__Task description__
Quote every line below exactly and skip any picture.

__Excerpted records__
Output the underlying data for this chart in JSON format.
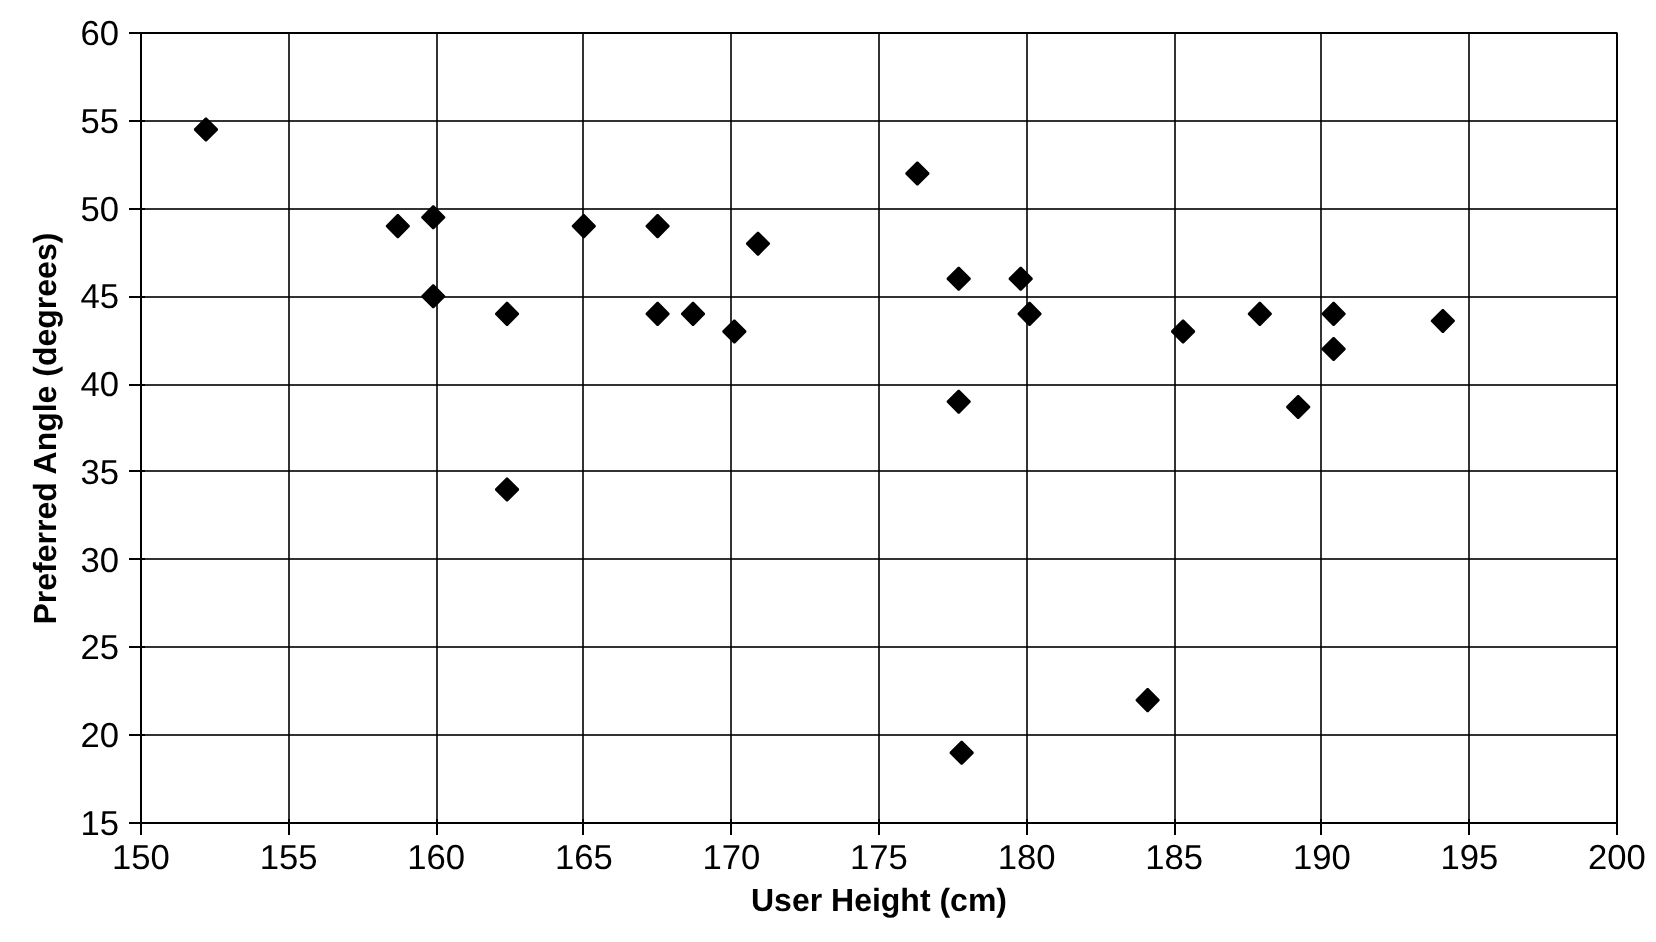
{
  "chart_data": {
    "type": "scatter",
    "xlabel": "User Height (cm)",
    "ylabel": "Preferred Angle (degrees)",
    "x": [
      152.2,
      158.7,
      159.9,
      159.9,
      162.4,
      162.4,
      165,
      167.5,
      167.5,
      168.7,
      170.1,
      170.9,
      176.3,
      177.7,
      179.8,
      180.1,
      177.7,
      177.8,
      184.1,
      185.3,
      187.9,
      190.4,
      190.4,
      189.2,
      194.1
    ],
    "series": [
      {
        "color": "#000000",
        "values": [
          54.5,
          49,
          49.5,
          45,
          44,
          34,
          49,
          49,
          44,
          44,
          43,
          48,
          52,
          46,
          46,
          44,
          39,
          19,
          22,
          43,
          44,
          44,
          42,
          38.7,
          43.6
        ]
      }
    ],
    "xlim": [
      150,
      200
    ],
    "xticks": [
      150,
      155,
      160,
      165,
      170,
      175,
      180,
      185,
      190,
      195,
      200
    ],
    "ylim": [
      15,
      60
    ],
    "yticks": [
      15,
      20,
      25,
      30,
      35,
      40,
      45,
      50,
      55,
      60
    ],
    "grid": true,
    "marker": "diamond"
  }
}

__Exercise result__
Output the underlying data for this chart in JSON format.
{
  "chart_data": {
    "type": "scatter",
    "xlabel": "User Height (cm)",
    "ylabel": "Preferred Angle (degrees)",
    "x": [
      152.2,
      158.7,
      159.9,
      159.9,
      162.4,
      162.4,
      165,
      167.5,
      167.5,
      168.7,
      170.1,
      170.9,
      176.3,
      177.7,
      179.8,
      180.1,
      177.7,
      177.8,
      184.1,
      185.3,
      187.9,
      190.4,
      190.4,
      189.2,
      194.1
    ],
    "series": [
      {
        "color": "#000000",
        "values": [
          54.5,
          49,
          49.5,
          45,
          44,
          34,
          49,
          49,
          44,
          44,
          43,
          48,
          52,
          46,
          46,
          44,
          39,
          19,
          22,
          43,
          44,
          44,
          42,
          38.7,
          43.6
        ]
      }
    ],
    "xlim": [
      150,
      200
    ],
    "xticks": [
      150,
      155,
      160,
      165,
      170,
      175,
      180,
      185,
      190,
      195,
      200
    ],
    "ylim": [
      15,
      60
    ],
    "yticks": [
      15,
      20,
      25,
      30,
      35,
      40,
      45,
      50,
      55,
      60
    ],
    "grid": true,
    "marker": "diamond"
  }
}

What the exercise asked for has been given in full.